__Exercise goal__: Copy out each line of the listing that has the word "సరఫర" in it.
═══
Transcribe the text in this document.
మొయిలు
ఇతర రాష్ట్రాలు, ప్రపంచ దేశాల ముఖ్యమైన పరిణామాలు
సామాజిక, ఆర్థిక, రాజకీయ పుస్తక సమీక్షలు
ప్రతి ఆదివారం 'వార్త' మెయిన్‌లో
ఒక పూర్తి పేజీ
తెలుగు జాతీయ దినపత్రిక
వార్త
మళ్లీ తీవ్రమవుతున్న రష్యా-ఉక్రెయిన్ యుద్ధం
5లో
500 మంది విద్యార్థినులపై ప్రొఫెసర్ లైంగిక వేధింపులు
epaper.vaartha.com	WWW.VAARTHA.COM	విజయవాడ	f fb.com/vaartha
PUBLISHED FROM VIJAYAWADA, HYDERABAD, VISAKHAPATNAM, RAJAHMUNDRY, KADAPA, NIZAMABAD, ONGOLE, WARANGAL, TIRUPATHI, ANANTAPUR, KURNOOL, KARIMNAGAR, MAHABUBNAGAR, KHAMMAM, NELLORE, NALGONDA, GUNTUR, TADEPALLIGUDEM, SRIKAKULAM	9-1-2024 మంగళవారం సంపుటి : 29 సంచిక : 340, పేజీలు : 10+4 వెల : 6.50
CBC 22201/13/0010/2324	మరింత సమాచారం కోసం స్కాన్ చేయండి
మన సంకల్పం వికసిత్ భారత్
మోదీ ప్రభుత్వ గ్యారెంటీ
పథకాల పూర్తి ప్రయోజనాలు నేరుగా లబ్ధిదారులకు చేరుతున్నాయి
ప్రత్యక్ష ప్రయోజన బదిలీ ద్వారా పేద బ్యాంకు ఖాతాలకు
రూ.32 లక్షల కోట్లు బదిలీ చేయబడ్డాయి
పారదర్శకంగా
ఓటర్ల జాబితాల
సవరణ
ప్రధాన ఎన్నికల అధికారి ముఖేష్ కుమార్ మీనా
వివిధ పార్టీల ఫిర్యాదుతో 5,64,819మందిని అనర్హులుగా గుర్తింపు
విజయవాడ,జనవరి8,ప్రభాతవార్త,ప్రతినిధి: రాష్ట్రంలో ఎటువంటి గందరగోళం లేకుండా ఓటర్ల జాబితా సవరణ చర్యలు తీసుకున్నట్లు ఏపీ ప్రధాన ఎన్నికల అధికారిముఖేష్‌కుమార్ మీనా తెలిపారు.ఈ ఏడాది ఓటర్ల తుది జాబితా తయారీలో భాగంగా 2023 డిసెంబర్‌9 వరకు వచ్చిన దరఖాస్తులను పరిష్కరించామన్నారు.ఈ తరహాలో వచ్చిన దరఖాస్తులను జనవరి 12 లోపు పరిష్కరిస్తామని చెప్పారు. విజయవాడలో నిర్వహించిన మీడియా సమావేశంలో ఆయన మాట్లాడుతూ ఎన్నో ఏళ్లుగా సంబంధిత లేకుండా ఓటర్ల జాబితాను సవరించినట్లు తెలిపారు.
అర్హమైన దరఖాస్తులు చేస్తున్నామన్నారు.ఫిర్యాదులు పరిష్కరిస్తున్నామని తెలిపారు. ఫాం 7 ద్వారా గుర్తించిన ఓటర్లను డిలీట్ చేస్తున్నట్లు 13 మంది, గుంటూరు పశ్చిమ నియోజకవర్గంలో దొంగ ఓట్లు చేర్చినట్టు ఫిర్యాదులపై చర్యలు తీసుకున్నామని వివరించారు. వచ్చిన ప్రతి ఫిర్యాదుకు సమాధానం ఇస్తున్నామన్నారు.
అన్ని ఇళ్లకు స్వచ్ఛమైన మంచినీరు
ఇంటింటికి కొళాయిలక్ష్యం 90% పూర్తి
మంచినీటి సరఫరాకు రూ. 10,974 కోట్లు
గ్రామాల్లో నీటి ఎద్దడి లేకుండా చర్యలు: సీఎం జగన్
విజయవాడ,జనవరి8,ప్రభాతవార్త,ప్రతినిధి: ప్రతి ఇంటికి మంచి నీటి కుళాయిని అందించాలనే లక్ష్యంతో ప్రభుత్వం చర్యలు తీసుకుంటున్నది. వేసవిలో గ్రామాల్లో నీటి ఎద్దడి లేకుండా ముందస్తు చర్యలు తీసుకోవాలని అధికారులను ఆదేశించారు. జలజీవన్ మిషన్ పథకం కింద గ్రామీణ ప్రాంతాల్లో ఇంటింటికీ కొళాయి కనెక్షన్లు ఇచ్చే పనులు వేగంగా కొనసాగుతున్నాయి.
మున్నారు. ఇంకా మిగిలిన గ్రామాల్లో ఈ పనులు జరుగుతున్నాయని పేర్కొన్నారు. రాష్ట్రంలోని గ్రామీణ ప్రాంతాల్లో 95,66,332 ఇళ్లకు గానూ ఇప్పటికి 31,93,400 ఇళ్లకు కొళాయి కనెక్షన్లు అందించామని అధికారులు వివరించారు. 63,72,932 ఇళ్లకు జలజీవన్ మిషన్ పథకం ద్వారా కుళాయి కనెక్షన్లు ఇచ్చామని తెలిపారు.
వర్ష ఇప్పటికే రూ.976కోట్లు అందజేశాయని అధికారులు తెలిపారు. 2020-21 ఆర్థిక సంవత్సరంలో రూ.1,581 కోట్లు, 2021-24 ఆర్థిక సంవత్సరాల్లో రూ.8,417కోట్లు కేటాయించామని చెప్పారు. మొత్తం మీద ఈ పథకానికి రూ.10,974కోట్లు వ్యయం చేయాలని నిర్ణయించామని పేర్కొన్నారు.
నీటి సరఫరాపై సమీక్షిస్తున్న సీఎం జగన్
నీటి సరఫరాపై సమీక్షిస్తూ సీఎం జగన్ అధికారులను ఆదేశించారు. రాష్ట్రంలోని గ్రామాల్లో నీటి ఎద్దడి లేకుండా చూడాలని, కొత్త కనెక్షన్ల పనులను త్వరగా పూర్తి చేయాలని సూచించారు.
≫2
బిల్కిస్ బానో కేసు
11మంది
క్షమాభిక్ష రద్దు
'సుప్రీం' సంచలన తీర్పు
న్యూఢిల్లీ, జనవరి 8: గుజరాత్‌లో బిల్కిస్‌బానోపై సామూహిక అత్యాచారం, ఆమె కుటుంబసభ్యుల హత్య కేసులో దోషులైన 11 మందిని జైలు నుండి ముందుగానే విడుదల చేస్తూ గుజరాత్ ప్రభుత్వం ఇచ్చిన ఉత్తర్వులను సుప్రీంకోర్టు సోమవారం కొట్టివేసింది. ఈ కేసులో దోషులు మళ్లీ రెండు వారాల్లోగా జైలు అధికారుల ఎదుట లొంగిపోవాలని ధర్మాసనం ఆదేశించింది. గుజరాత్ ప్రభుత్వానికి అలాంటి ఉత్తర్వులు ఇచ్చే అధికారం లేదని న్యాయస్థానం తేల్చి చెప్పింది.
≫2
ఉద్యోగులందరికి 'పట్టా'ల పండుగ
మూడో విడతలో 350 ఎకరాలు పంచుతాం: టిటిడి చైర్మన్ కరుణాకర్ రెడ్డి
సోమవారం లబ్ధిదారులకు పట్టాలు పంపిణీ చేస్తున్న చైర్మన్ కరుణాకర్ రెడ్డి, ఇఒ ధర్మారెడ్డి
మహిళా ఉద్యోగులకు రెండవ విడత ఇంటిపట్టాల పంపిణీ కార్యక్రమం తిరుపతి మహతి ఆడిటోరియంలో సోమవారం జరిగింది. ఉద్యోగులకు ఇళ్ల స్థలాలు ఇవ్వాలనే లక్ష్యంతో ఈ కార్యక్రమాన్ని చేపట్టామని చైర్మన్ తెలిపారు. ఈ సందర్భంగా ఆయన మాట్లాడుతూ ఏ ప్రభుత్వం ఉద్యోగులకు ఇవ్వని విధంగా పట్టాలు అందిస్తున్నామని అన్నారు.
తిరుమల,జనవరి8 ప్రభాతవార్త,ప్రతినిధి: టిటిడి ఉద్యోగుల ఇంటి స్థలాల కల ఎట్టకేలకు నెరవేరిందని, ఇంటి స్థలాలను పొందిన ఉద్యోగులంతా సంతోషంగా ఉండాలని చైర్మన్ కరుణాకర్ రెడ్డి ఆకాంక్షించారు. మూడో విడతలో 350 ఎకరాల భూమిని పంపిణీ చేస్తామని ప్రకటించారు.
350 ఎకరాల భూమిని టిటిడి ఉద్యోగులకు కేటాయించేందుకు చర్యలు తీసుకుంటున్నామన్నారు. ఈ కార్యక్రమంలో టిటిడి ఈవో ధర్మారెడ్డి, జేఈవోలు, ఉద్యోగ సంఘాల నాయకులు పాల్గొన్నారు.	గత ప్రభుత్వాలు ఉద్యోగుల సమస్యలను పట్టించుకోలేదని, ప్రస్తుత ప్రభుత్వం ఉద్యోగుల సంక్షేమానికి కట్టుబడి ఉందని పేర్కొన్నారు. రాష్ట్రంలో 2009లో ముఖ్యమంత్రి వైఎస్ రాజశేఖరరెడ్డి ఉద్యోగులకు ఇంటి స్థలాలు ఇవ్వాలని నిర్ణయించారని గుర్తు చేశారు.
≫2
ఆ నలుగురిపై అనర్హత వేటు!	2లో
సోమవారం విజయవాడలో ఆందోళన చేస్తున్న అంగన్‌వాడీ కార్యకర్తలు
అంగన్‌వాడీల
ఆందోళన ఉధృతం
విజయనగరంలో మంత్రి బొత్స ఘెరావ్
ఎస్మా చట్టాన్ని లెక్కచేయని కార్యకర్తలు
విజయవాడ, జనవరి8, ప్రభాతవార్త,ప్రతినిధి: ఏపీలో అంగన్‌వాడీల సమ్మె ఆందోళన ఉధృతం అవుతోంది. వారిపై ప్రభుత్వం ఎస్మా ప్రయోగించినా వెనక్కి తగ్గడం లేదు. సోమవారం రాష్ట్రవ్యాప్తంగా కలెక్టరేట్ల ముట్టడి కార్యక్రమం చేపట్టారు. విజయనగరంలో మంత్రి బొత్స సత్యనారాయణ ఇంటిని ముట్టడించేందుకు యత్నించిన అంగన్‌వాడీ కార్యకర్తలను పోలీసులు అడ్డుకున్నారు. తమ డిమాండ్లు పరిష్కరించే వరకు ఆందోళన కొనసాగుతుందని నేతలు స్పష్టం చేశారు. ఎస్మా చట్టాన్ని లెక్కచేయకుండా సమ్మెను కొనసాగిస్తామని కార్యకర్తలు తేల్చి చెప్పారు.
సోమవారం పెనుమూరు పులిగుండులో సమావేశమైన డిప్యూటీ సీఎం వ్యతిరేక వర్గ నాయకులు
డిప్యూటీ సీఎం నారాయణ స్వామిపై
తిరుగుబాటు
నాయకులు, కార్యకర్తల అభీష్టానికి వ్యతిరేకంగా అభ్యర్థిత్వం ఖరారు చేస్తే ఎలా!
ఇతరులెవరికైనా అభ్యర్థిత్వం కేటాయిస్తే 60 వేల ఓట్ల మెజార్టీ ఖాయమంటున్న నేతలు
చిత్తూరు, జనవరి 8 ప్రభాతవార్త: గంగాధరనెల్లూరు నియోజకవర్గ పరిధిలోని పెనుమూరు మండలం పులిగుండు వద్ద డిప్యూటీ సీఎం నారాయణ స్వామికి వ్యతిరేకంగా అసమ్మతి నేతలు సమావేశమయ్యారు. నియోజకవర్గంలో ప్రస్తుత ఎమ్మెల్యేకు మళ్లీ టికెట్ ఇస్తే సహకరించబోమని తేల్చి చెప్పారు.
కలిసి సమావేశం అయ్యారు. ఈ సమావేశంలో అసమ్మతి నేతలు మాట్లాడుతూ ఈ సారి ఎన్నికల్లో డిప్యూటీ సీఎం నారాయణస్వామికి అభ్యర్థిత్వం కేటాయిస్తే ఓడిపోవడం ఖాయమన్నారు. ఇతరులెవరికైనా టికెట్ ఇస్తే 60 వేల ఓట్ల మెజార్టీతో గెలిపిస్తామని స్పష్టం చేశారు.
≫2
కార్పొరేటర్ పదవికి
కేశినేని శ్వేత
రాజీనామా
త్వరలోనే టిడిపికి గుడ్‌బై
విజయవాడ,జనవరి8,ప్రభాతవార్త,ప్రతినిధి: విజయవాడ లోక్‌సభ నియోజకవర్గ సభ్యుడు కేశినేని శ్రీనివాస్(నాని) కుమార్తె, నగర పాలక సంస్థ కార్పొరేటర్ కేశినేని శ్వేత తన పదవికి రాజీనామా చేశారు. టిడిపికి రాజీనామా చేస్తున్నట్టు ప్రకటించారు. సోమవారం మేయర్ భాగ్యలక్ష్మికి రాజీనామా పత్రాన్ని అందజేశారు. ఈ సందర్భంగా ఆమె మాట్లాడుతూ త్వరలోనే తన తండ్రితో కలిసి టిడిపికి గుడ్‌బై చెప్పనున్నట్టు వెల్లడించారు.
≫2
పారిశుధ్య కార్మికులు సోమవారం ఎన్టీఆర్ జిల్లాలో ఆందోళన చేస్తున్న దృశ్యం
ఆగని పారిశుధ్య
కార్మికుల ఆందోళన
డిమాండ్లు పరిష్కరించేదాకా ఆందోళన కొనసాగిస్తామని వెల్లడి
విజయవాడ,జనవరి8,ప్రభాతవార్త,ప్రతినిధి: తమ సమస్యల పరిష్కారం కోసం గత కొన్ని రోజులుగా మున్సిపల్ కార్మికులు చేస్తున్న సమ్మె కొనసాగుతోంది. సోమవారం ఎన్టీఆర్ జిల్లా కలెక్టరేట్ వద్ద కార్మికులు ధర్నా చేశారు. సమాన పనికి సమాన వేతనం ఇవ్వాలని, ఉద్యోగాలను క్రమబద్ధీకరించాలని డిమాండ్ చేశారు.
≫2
═══
__Full response__:
మంచినీటి సరఫరాకు రూ. 10,974 కోట్లు
నీటి సరఫరాపై సమీక్షిస్తున్న సీఎం జగన్
నీటి సరఫరాపై సమీక్షిస్తూ సీఎం జగన్ అధికారులను ఆదేశించారు. రాష్ట్రంలోని గ్రామాల్లో నీటి ఎద్దడి లేకుండా చూడాలని, కొత్త కనెక్షన్ల పనులను త్వరగా పూర్తి చేయాలని సూచించారు.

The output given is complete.